(THE EXERCISE): Pick out each line of the records that includes the string "Hastane", and copy it.

━━━━━ DATA SUPPLIED

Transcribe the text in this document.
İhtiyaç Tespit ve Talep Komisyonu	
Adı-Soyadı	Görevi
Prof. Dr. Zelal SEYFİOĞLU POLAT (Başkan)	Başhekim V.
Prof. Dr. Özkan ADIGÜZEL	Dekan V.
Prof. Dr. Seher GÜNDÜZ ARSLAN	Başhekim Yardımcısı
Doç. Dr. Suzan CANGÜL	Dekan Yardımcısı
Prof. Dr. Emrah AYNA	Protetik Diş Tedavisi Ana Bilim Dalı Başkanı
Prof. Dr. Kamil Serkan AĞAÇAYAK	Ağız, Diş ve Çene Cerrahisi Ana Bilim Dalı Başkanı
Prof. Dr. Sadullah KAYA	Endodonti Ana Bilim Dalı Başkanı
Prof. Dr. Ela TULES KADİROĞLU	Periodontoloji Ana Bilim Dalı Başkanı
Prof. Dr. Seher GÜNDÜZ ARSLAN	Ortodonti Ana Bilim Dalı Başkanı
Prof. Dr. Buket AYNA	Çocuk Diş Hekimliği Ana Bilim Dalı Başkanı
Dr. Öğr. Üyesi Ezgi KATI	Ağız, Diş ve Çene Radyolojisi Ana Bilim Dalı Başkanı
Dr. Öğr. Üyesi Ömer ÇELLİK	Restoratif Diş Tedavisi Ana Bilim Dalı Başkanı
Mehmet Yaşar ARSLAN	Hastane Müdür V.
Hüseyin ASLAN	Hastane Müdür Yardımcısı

━━━━━━━━━━

(TASK ANSWER):
Mehmet Yaşar ARSLAN	Hastane Müdür V.
Hüseyin ASLAN	Hastane Müdür Yardımcısı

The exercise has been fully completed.